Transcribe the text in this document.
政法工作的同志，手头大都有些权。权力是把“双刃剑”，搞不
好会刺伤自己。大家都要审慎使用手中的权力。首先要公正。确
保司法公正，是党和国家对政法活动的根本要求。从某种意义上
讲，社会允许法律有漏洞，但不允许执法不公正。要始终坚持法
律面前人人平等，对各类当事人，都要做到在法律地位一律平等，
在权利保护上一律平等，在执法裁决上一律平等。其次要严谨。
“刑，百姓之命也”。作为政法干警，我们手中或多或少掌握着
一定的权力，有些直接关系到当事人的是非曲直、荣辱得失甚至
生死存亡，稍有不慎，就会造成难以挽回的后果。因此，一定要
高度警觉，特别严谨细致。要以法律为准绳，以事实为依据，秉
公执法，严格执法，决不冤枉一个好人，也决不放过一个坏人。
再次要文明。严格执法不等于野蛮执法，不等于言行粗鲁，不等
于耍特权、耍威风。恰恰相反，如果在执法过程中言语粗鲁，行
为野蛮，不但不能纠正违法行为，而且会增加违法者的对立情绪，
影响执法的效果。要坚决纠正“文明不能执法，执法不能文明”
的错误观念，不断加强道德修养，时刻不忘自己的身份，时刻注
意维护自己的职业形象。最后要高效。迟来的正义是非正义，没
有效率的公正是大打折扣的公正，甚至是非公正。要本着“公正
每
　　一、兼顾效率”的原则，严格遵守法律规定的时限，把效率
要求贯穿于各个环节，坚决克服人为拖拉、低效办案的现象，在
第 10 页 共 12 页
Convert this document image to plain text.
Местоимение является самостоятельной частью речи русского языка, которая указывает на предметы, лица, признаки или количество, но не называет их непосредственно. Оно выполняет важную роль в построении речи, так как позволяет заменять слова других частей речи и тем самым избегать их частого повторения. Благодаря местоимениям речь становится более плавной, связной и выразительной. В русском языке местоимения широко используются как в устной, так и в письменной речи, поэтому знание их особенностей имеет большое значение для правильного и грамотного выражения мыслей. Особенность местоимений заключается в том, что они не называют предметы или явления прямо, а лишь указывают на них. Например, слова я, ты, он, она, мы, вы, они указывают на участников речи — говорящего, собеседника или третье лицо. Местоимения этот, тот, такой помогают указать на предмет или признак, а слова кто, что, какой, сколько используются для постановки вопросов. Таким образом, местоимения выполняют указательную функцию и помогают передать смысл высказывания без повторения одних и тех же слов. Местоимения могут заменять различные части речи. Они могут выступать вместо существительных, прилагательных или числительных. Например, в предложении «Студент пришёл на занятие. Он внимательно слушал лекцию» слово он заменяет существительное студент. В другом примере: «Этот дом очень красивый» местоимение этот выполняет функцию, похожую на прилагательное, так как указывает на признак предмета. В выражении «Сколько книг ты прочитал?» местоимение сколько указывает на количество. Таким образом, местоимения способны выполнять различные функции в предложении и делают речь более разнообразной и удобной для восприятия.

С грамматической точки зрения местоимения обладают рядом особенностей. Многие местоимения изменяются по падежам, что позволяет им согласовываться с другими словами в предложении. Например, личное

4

Exercise description: Copy every line of the material, please, keeping it exactly the same.

Exercise answer:
Transcribe the text in this document.
政法工作的同志，手头大都有些权。权力是把“双刃剑”，搞不
好会刺伤自己。大家都要审慎使用手中的权力。首先要公正。确
保司法公正，是党和国家对政法活动的根本要求。从某种意义上
讲，社会允许法律有漏洞，但不允许执法不公正。要始终坚持法
律面前人人平等，对各类当事人，都要做到在法律地位一律平等，
在权利保护上一律平等，在执法裁决上一律平等。其次要严谨。
“刑，百姓之命也”。作为政法干警，我们手中或多或少掌握着
一定的权力，有些直接关系到当事人的是非曲直、荣辱得失甚至
生死存亡，稍有不慎，就会造成难以挽回的后果。因此，一定要
高度警觉，特别严谨细致。要以法律为准绳，以事实为依据，秉
公执法，严格执法，决不冤枉一个好人，也决不放过一个坏人。
再次要文明。严格执法不等于野蛮执法，不等于言行粗鲁，不等
于耍特权、耍威风。恰恰相反，如果在执法过程中言语粗鲁，行
为野蛮，不但不能纠正违法行为，而且会增加违法者的对立情绪，
影响执法的效果。要坚决纠正“文明不能执法，执法不能文明”
的错误观念，不断加强道德修养，时刻不忘自己的身份，时刻注
意维护自己的职业形象。最后要高效。迟来的正义是非正义，没
有效率的公正是大打折扣的公正，甚至是非公正。要本着“公正
每
　　一、兼顾效率”的原则，严格遵守法律规定的时限，把效率
要求贯穿于各个环节，坚决克服人为拖拉、低效办案的现象，在
第 10 页 共 12 页
Convert this document image to plain text.
Местоимение является самостоятельной частью речи русского языка, которая указывает на предметы, лица, признаки или количество, но не называет их непосредственно. Оно выполняет важную роль в построении речи, так как позволяет заменять слова других частей речи и тем самым избегать их частого повторения. Благодаря местоимениям речь становится более плавной, связной и выразительной. В русском языке местоимения широко используются как в устной, так и в письменной речи, поэтому знание их особенностей имеет большое значение для правильного и грамотного выражения мыслей. Особенность местоимений заключается в том, что они не называют предметы или явления прямо, а лишь указывают на них. Например, слова я, ты, он, она, мы, вы, они указывают на участников речи — говорящего, собеседника или третье лицо. Местоимения этот, тот, такой помогают указать на предмет или признак, а слова кто, что, какой, сколько используются для постановки вопросов. Таким образом, местоимения выполняют указательную функцию и помогают передать смысл высказывания без повторения одних и тех же слов. Местоимения могут заменять различные части речи. Они могут выступать вместо существительных, прилагательных или числительных. Например, в предложении «Студент пришёл на занятие. Он внимательно слушал лекцию» слово он заменяет существительное студент. В другом примере: «Этот дом очень красивый» местоимение этот выполняет функцию, похожую на прилагательное, так как указывает на признак предмета. В выражении «Сколько книг ты прочитал?» местоимение сколько указывает на количество. Таким образом, местоимения способны выполнять различные функции в предложении и делают речь более разнообразной и удобной для восприятия.

С грамматической точки зрения местоимения обладают рядом особенностей. Многие местоимения изменяются по падежам, что позволяет им согласовываться с другими словами в предложении. Например, личное

4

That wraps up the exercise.